Skip the pictures. Repeat everything else in the records word for word.

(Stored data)
- - - - - - -

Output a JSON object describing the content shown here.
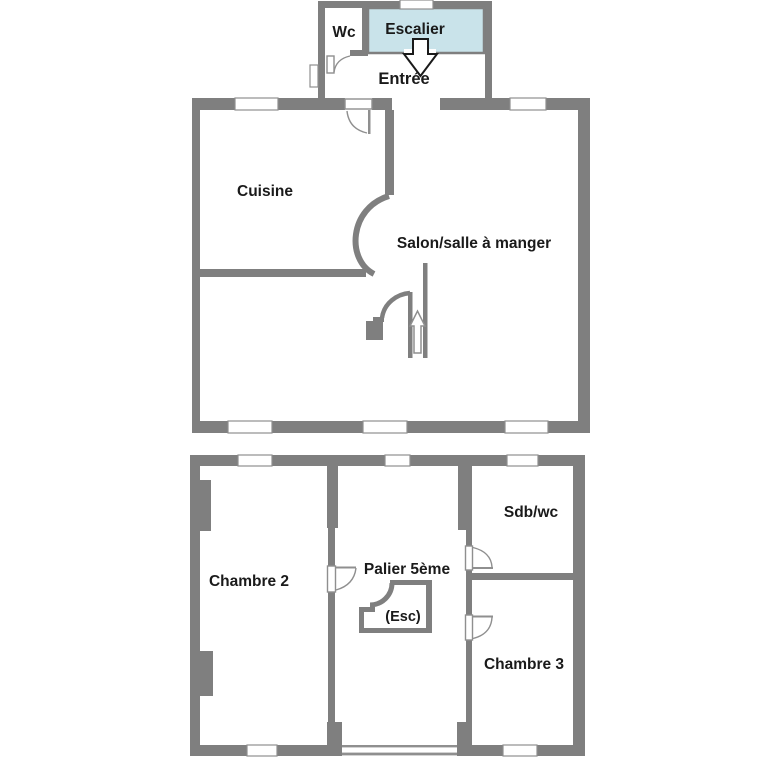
{
  "plan": {
    "type": "floor-plan",
    "language": "fr",
    "upper_floor": {
      "rooms": {
        "wc": "Wc",
        "escalier": "Escalier",
        "entree": "Entrée",
        "cuisine": "Cuisine",
        "salon": "Salon/salle à manger"
      },
      "features": [
        "stairs-down-arrow",
        "internal-stairs-up-arrow",
        "curved-passage-cuisine-salon"
      ]
    },
    "lower_floor": {
      "rooms": {
        "chambre2": "Chambre 2",
        "palier": "Palier 5ème",
        "esc": "(Esc)",
        "sdb": "Sdb/wc",
        "chambre3": "Chambre 3"
      },
      "features": [
        "stair-enclosure",
        "chimney-breasts",
        "long-window-palier"
      ]
    }
  },
  "colors": {
    "background": "#ffffff",
    "wall": "#7f7f7f",
    "stair_highlight": "#c9e3ea",
    "stair_highlight_border": "#7f7f7f",
    "window_fill": "#ffffff",
    "window_outline": "#8f8f8f",
    "door_outline": "#8f8f8f",
    "text": "#1a1a1a",
    "arrow_down_outline": "#1a1a1a",
    "arrow_up_outline": "#8f8f8f",
    "arrow_fill": "#ffffff"
  }
}
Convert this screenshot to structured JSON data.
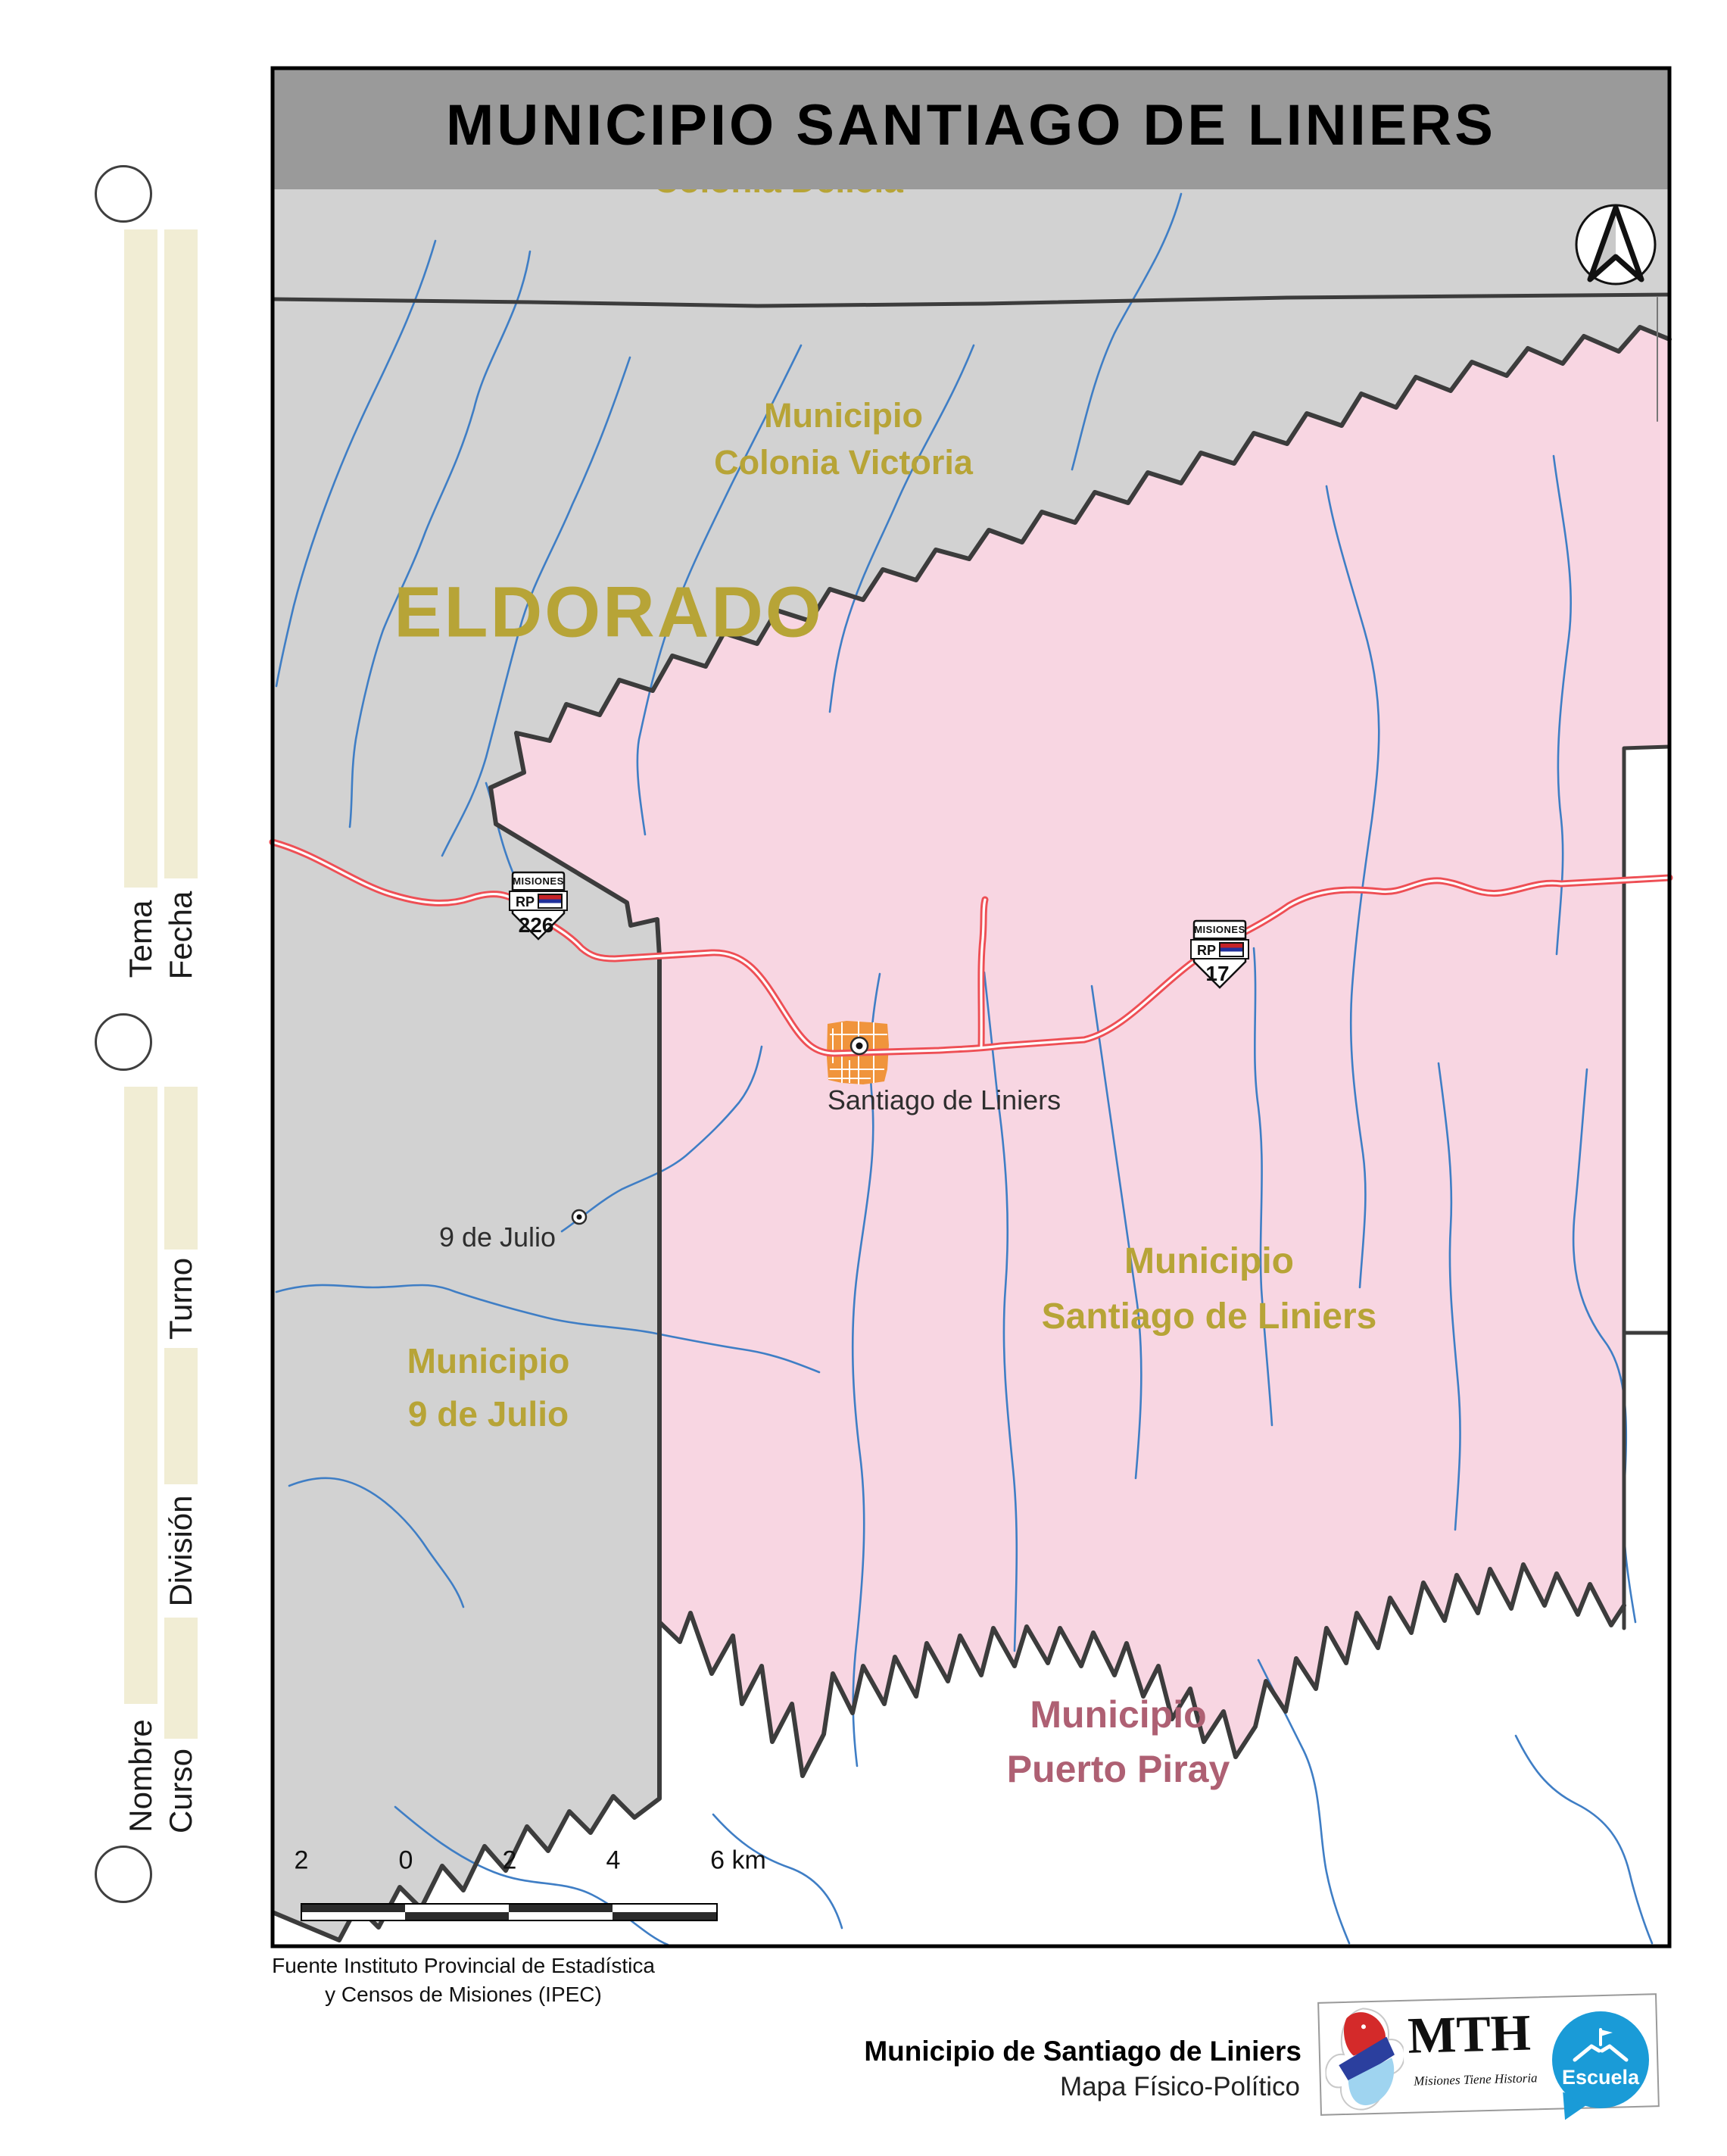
{
  "title": "MUNICIPIO SANTIAGO DE LINIERS",
  "worksheet": {
    "tema": "Tema",
    "fecha": "Fecha",
    "turno": "Turno",
    "division": "División",
    "nombre": "Nombre",
    "curso": "Curso"
  },
  "map": {
    "labels": {
      "clipped_top": "Colonia Delicia",
      "colonia_victoria": {
        "line1": "Municipio",
        "line2": "Colonia Victoria"
      },
      "eldorado": "ELDORADO",
      "santiago_region": {
        "line1": "Municipio",
        "line2": "Santiago de Liniers"
      },
      "nueve_julio_region": {
        "line1": "Municipio",
        "line2": "9 de Julio"
      },
      "puerto_piray_region": {
        "line1": "Municipio",
        "line2": "Puerto Piray"
      },
      "town_santiago": "Santiago de Liniers",
      "town_nueve_julio": "9 de Julio"
    },
    "shields": [
      {
        "region": "MISIONES",
        "type": "RP",
        "number": "226"
      },
      {
        "region": "MISIONES",
        "type": "RP",
        "number": "17"
      }
    ],
    "scale": {
      "ticks": [
        "2",
        "0",
        "2",
        "4",
        "6 km"
      ]
    },
    "source": {
      "line1": "Fuente Instituto Provincial de Estadística",
      "line2": "y Censos de Misiones (IPEC)"
    }
  },
  "footer": {
    "title": "Municipio de Santiago de Liniers",
    "subtitle": "Mapa Físico-Político",
    "mth": {
      "name": "MTH",
      "tagline": "Misiones Tiene Historia"
    },
    "escuela": "Escuela"
  },
  "colors": {
    "title_band": "#9a9a9a",
    "land_gray": "#d2d2d2",
    "region_pink": "#f8d6e2",
    "boundary_dark": "#3c3c3c",
    "region_label_yellow": "#b7a437",
    "puerto_piray_label": "#ae6073",
    "road_red": "#ee4f55",
    "river_blue": "#3f7ec5",
    "town_orange": "#f0943c",
    "margin_beige": "#f1edd4",
    "escuela_blue": "#1a9bd7"
  }
}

- - - - - - -

■ **COMPLETED EXERCISE**:
Output a JSON object describing the content shown here.
{
  "plan": {
    "type": "floor-plan",
    "language": "fr",
    "upper_floor": {
      "rooms": {
        "wc": "Wc",
        "escalier": "Escalier",
        "entree": "Entrée",
        "cuisine": "Cuisine",
        "salon": "Salon/salle à manger"
      },
      "features": [
        "stairs-down-arrow",
        "internal-stairs-up-arrow",
        "curved-passage-cuisine-salon"
      ]
    },
    "lower_floor": {
      "rooms": {
        "chambre2": "Chambre 2",
        "palier": "Palier 5ème",
        "esc": "(Esc)",
        "sdb": "Sdb/wc",
        "chambre3": "Chambre 3"
      },
      "features": [
        "stair-enclosure",
        "chimney-breasts",
        "long-window-palier"
      ]
    }
  },
  "colors": {
    "background": "#ffffff",
    "wall": "#7f7f7f",
    "stair_highlight": "#c9e3ea",
    "stair_highlight_border": "#7f7f7f",
    "window_fill": "#ffffff",
    "window_outline": "#8f8f8f",
    "door_outline": "#8f8f8f",
    "text": "#1a1a1a",
    "arrow_down_outline": "#1a1a1a",
    "arrow_up_outline": "#8f8f8f",
    "arrow_fill": "#ffffff"
  }
}
Convert this screenshot to structured JSON data.
{
  "title": "MUNICIPIO SANTIAGO DE LINIERS",
  "worksheet": {
    "tema": "Tema",
    "fecha": "Fecha",
    "turno": "Turno",
    "division": "División",
    "nombre": "Nombre",
    "curso": "Curso"
  },
  "map": {
    "labels": {
      "clipped_top": "Colonia Delicia",
      "colonia_victoria": {
        "line1": "Municipio",
        "line2": "Colonia Victoria"
      },
      "eldorado": "ELDORADO",
      "santiago_region": {
        "line1": "Municipio",
        "line2": "Santiago de Liniers"
      },
      "nueve_julio_region": {
        "line1": "Municipio",
        "line2": "9 de Julio"
      },
      "puerto_piray_region": {
        "line1": "Municipio",
        "line2": "Puerto Piray"
      },
      "town_santiago": "Santiago de Liniers",
      "town_nueve_julio": "9 de Julio"
    },
    "shields": [
      {
        "region": "MISIONES",
        "type": "RP",
        "number": "226"
      },
      {
        "region": "MISIONES",
        "type": "RP",
        "number": "17"
      }
    ],
    "scale": {
      "ticks": [
        "2",
        "0",
        "2",
        "4",
        "6 km"
      ]
    },
    "source": {
      "line1": "Fuente Instituto Provincial de Estadística",
      "line2": "y Censos de Misiones (IPEC)"
    }
  },
  "footer": {
    "title": "Municipio de Santiago de Liniers",
    "subtitle": "Mapa Físico-Político",
    "mth": {
      "name": "MTH",
      "tagline": "Misiones Tiene Historia"
    },
    "escuela": "Escuela"
  },
  "colors": {
    "title_band": "#9a9a9a",
    "land_gray": "#d2d2d2",
    "region_pink": "#f8d6e2",
    "boundary_dark": "#3c3c3c",
    "region_label_yellow": "#b7a437",
    "puerto_piray_label": "#ae6073",
    "road_red": "#ee4f55",
    "river_blue": "#3f7ec5",
    "town_orange": "#f0943c",
    "margin_beige": "#f1edd4",
    "escuela_blue": "#1a9bd7"
  }
}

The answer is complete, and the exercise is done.